WHAT THE TASK ASKS -> Give, as a bare number, the count of lines that contain the word "icon".

MATERIAL SUPPLIED ->

* BEGIN *

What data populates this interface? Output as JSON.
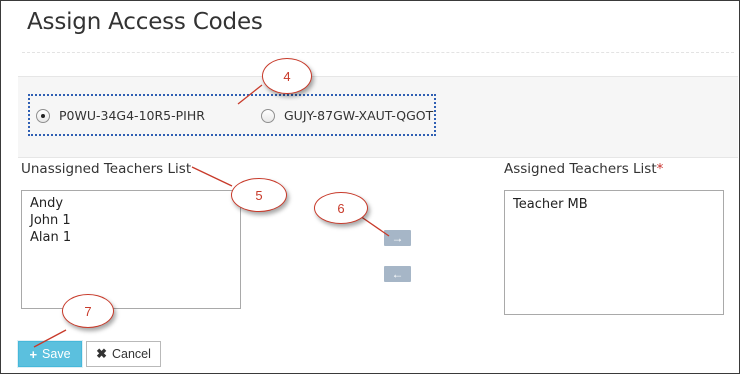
{
  "page": {
    "title": "Assign Access Codes"
  },
  "access_codes": {
    "options": [
      {
        "label": "P0WU-34G4-10R5-PIHR",
        "selected": true
      },
      {
        "label": "GUJY-87GW-XAUT-QGOT",
        "selected": false
      }
    ]
  },
  "unassigned": {
    "label": "Unassigned Teachers List",
    "items": [
      "Andy",
      "John 1",
      "Alan 1"
    ]
  },
  "assigned": {
    "label": "Assigned Teachers List",
    "required_mark": "*",
    "items": [
      "Teacher MB"
    ]
  },
  "move_buttons": {
    "assign_icon": "arrow-right-icon",
    "unassign_icon": "arrow-left-icon"
  },
  "actions": {
    "save_label": "Save",
    "save_icon": "plus-icon",
    "cancel_label": "Cancel",
    "cancel_icon": "times-icon"
  },
  "annotations": [
    "4",
    "5",
    "6",
    "7"
  ],
  "colors": {
    "annotation": "#c83a2a",
    "save_button": "#5bc0de",
    "selection_outline": "#2f5fb3",
    "move_button": "#a6b6c7"
  }
}
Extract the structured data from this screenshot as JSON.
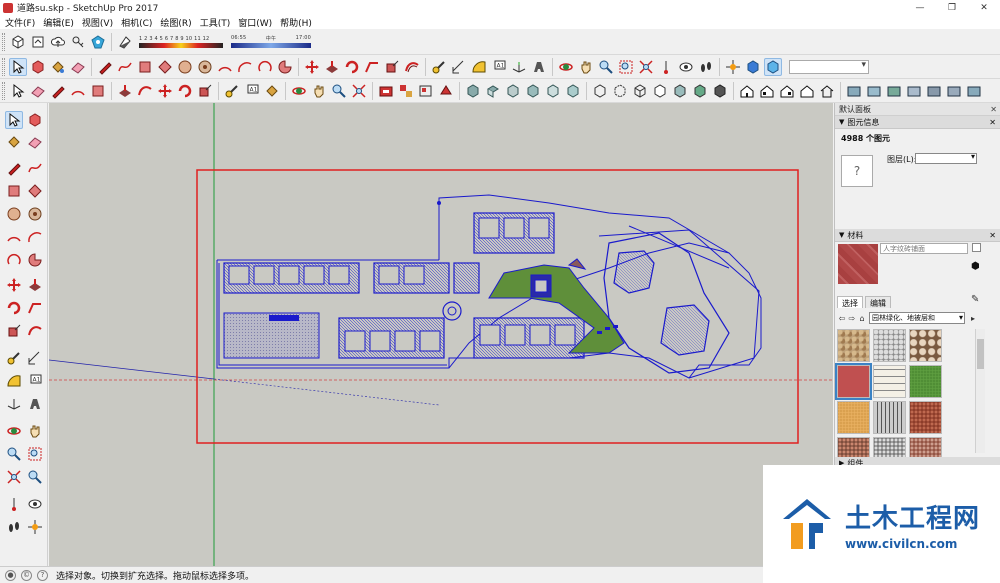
{
  "window": {
    "title": "道路su.skp - SketchUp Pro 2017",
    "controls": [
      "—",
      "❐",
      "✕"
    ]
  },
  "menu": [
    "文件(F)",
    "编辑(E)",
    "视图(V)",
    "相机(C)",
    "绘图(R)",
    "工具(T)",
    "窗口(W)",
    "帮助(H)"
  ],
  "shadow_widget": {
    "months": "1 2 3 4 5 6 7 8 9 10 11 12",
    "time_start": "06:55",
    "time_mid": "中午",
    "time_end": "17:00"
  },
  "right_panel": {
    "tray_title": "默认面板",
    "entity_info": {
      "title": "图元信息",
      "count": "4988 个图元",
      "placeholder": "?",
      "layer_label": "图层(L):"
    },
    "materials": {
      "title": "材料",
      "current_name": "人字纹砖铺面",
      "tabs": [
        "选择",
        "编辑"
      ],
      "library": "园林绿化、地被层和",
      "next_section": "组件"
    }
  },
  "status": {
    "text": "选择对象。切换到扩充选择。拖动鼠标选择多项。"
  },
  "watermark": {
    "title": "土木工程网",
    "url": "www.civilcn.com"
  },
  "colors": {
    "viewport_bg": "#c9c9c3",
    "model_blue": "#1a1acc",
    "selection_red": "#e02020",
    "grass": "#5f8f3a",
    "brand_blue": "#1c5da8"
  }
}
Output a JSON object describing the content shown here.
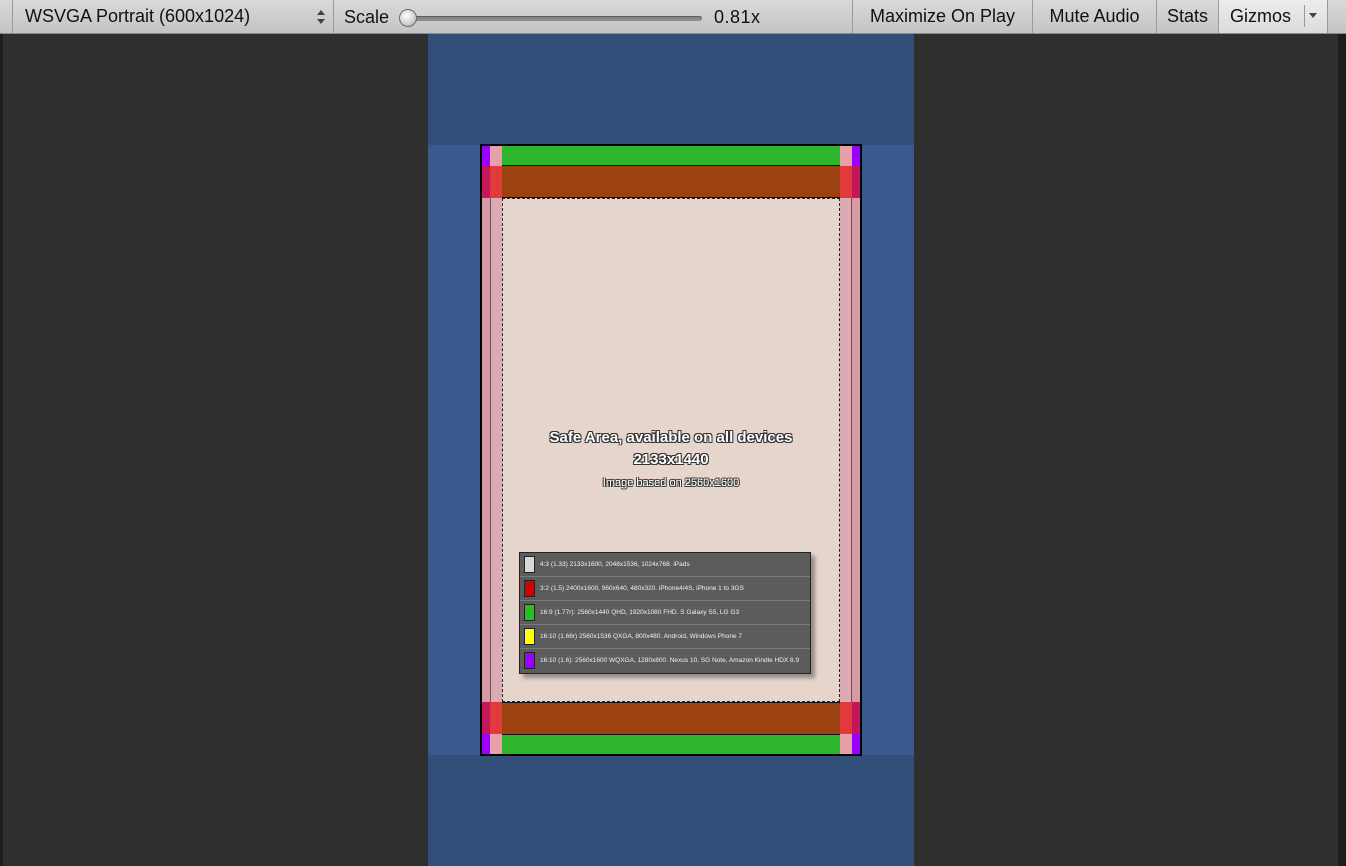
{
  "toolbar": {
    "resolution_label": "WSVGA Portrait (600x1024)",
    "scale_label": "Scale",
    "scale_value": "0.81x",
    "maximize_label": "Maximize On Play",
    "mute_label": "Mute Audio",
    "stats_label": "Stats",
    "gizmos_label": "Gizmos"
  },
  "game_view": {
    "safe_area_title": "Safe Area, available on all devices",
    "safe_area_size": "2133x1440",
    "safe_area_note": "Image based on 2560x1600",
    "legend": [
      {
        "color": "#d8d8d8",
        "text": "4:3 (1.33) 2133x1600, 2048x1536, 1024x768. iPads"
      },
      {
        "color": "#d40000",
        "text": "3:2 (1.5) 2400x1600, 960x640, 480x320. iPhone4/4S, iPhone 1 to 3GS"
      },
      {
        "color": "#22c022",
        "text": "16:9 (1.77r): 2560x1440 QHD, 1920x1080 FHD. S Galaxy S5, LG G3"
      },
      {
        "color": "#ffff00",
        "text": "16:10 (1.66r) 2560x1536 QXGA, 800x480. Android, Windows Phone 7"
      },
      {
        "color": "#9b00ff",
        "text": "16:10 (1.6): 2560x1600 WQXGA, 1280x800. Nexus 10, SG Note, Amazon Kindle HDX 8.9"
      }
    ]
  },
  "colors": {
    "toolbar_bg": "#cfcfcf",
    "editor_bg": "#2f2f2f",
    "game_bg": "#324f7a",
    "green_band": "#2db52d",
    "orange_band": "#9b4210",
    "pink_side": "#d49aa6",
    "red_corner": "#e03a3a",
    "purple_corner": "#9b00ff",
    "safe_area": "#e6d5cc"
  }
}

* END *

RESPONSE -> 4